— Start —

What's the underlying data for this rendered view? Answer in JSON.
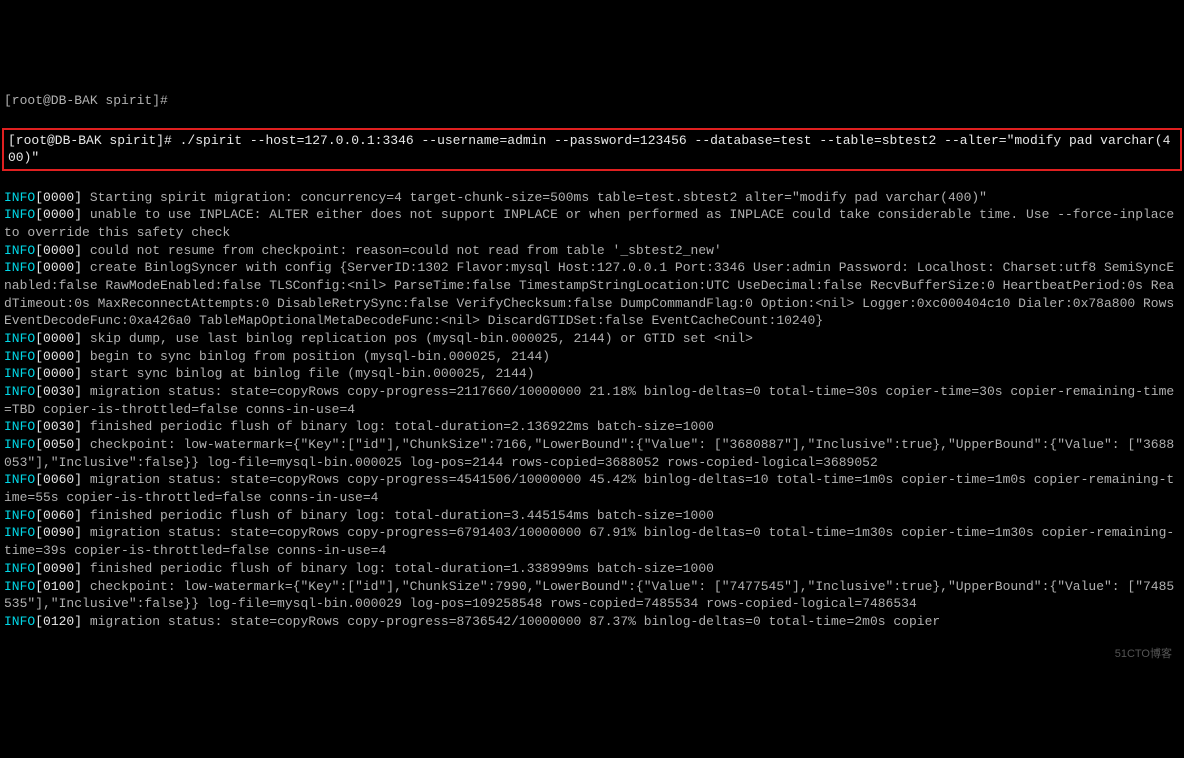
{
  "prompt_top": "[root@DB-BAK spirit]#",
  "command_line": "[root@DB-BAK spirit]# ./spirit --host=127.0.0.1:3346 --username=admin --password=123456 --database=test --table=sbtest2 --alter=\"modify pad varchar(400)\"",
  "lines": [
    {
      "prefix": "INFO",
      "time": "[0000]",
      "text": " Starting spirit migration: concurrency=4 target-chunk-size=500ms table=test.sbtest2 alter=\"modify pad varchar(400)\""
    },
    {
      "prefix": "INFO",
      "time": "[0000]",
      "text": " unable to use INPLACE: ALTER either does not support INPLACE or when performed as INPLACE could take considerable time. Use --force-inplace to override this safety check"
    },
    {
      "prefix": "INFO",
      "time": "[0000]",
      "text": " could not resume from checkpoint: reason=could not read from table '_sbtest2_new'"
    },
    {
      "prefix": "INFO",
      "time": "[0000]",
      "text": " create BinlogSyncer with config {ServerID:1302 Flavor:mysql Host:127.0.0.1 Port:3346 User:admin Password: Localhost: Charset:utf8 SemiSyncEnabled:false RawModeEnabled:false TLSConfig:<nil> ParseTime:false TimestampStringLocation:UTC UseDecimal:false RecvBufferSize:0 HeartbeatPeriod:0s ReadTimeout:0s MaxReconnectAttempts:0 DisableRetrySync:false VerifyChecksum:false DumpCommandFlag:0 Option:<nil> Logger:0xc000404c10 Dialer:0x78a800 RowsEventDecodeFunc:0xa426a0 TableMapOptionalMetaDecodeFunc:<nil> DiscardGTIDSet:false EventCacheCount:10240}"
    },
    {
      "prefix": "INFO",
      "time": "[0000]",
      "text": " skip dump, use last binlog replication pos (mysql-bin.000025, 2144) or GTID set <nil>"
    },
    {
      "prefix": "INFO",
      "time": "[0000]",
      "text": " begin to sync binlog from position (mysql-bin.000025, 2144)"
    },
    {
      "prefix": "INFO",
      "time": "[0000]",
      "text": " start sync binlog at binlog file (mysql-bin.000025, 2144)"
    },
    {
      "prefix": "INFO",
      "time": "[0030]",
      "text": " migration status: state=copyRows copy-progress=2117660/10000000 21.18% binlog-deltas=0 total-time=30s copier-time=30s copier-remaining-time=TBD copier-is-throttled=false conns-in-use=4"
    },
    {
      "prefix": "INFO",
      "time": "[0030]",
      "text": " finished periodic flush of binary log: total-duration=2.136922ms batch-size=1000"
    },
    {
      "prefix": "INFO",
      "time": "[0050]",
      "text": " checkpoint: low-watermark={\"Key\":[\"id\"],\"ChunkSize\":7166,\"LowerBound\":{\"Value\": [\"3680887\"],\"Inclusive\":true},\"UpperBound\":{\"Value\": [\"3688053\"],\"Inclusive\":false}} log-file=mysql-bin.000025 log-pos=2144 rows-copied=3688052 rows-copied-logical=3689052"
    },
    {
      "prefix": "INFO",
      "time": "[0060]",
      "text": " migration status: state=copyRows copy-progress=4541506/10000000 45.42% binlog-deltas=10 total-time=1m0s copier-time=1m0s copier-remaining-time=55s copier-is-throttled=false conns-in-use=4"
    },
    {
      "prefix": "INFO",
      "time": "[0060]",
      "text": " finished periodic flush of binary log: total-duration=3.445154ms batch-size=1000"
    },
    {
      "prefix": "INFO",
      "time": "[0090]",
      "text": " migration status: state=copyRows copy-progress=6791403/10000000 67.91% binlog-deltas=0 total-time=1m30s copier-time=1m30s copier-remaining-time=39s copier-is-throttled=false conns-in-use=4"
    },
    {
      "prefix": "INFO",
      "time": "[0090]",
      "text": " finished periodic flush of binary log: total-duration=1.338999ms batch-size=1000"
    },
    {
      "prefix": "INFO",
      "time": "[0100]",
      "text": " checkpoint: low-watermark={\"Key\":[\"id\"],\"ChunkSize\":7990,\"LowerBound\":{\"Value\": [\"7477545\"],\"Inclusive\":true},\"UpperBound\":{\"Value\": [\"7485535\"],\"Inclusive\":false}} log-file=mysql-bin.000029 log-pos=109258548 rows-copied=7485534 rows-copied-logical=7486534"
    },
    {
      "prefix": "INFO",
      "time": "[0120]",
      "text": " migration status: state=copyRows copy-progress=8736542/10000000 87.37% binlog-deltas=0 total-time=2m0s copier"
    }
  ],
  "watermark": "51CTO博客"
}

— End —

■ Exercise details ■
Take the listing and print it again exactly, but without any pictures.

■ Full answer ■
What's the underlying data for this rendered view? Answer in JSON.
{
  "prompt_top": "[root@DB-BAK spirit]#",
  "command_line": "[root@DB-BAK spirit]# ./spirit --host=127.0.0.1:3346 --username=admin --password=123456 --database=test --table=sbtest2 --alter=\"modify pad varchar(400)\"",
  "lines": [
    {
      "prefix": "INFO",
      "time": "[0000]",
      "text": " Starting spirit migration: concurrency=4 target-chunk-size=500ms table=test.sbtest2 alter=\"modify pad varchar(400)\""
    },
    {
      "prefix": "INFO",
      "time": "[0000]",
      "text": " unable to use INPLACE: ALTER either does not support INPLACE or when performed as INPLACE could take considerable time. Use --force-inplace to override this safety check"
    },
    {
      "prefix": "INFO",
      "time": "[0000]",
      "text": " could not resume from checkpoint: reason=could not read from table '_sbtest2_new'"
    },
    {
      "prefix": "INFO",
      "time": "[0000]",
      "text": " create BinlogSyncer with config {ServerID:1302 Flavor:mysql Host:127.0.0.1 Port:3346 User:admin Password: Localhost: Charset:utf8 SemiSyncEnabled:false RawModeEnabled:false TLSConfig:<nil> ParseTime:false TimestampStringLocation:UTC UseDecimal:false RecvBufferSize:0 HeartbeatPeriod:0s ReadTimeout:0s MaxReconnectAttempts:0 DisableRetrySync:false VerifyChecksum:false DumpCommandFlag:0 Option:<nil> Logger:0xc000404c10 Dialer:0x78a800 RowsEventDecodeFunc:0xa426a0 TableMapOptionalMetaDecodeFunc:<nil> DiscardGTIDSet:false EventCacheCount:10240}"
    },
    {
      "prefix": "INFO",
      "time": "[0000]",
      "text": " skip dump, use last binlog replication pos (mysql-bin.000025, 2144) or GTID set <nil>"
    },
    {
      "prefix": "INFO",
      "time": "[0000]",
      "text": " begin to sync binlog from position (mysql-bin.000025, 2144)"
    },
    {
      "prefix": "INFO",
      "time": "[0000]",
      "text": " start sync binlog at binlog file (mysql-bin.000025, 2144)"
    },
    {
      "prefix": "INFO",
      "time": "[0030]",
      "text": " migration status: state=copyRows copy-progress=2117660/10000000 21.18% binlog-deltas=0 total-time=30s copier-time=30s copier-remaining-time=TBD copier-is-throttled=false conns-in-use=4"
    },
    {
      "prefix": "INFO",
      "time": "[0030]",
      "text": " finished periodic flush of binary log: total-duration=2.136922ms batch-size=1000"
    },
    {
      "prefix": "INFO",
      "time": "[0050]",
      "text": " checkpoint: low-watermark={\"Key\":[\"id\"],\"ChunkSize\":7166,\"LowerBound\":{\"Value\": [\"3680887\"],\"Inclusive\":true},\"UpperBound\":{\"Value\": [\"3688053\"],\"Inclusive\":false}} log-file=mysql-bin.000025 log-pos=2144 rows-copied=3688052 rows-copied-logical=3689052"
    },
    {
      "prefix": "INFO",
      "time": "[0060]",
      "text": " migration status: state=copyRows copy-progress=4541506/10000000 45.42% binlog-deltas=10 total-time=1m0s copier-time=1m0s copier-remaining-time=55s copier-is-throttled=false conns-in-use=4"
    },
    {
      "prefix": "INFO",
      "time": "[0060]",
      "text": " finished periodic flush of binary log: total-duration=3.445154ms batch-size=1000"
    },
    {
      "prefix": "INFO",
      "time": "[0090]",
      "text": " migration status: state=copyRows copy-progress=6791403/10000000 67.91% binlog-deltas=0 total-time=1m30s copier-time=1m30s copier-remaining-time=39s copier-is-throttled=false conns-in-use=4"
    },
    {
      "prefix": "INFO",
      "time": "[0090]",
      "text": " finished periodic flush of binary log: total-duration=1.338999ms batch-size=1000"
    },
    {
      "prefix": "INFO",
      "time": "[0100]",
      "text": " checkpoint: low-watermark={\"Key\":[\"id\"],\"ChunkSize\":7990,\"LowerBound\":{\"Value\": [\"7477545\"],\"Inclusive\":true},\"UpperBound\":{\"Value\": [\"7485535\"],\"Inclusive\":false}} log-file=mysql-bin.000029 log-pos=109258548 rows-copied=7485534 rows-copied-logical=7486534"
    },
    {
      "prefix": "INFO",
      "time": "[0120]",
      "text": " migration status: state=copyRows copy-progress=8736542/10000000 87.37% binlog-deltas=0 total-time=2m0s copier"
    }
  ],
  "watermark": "51CTO博客"
}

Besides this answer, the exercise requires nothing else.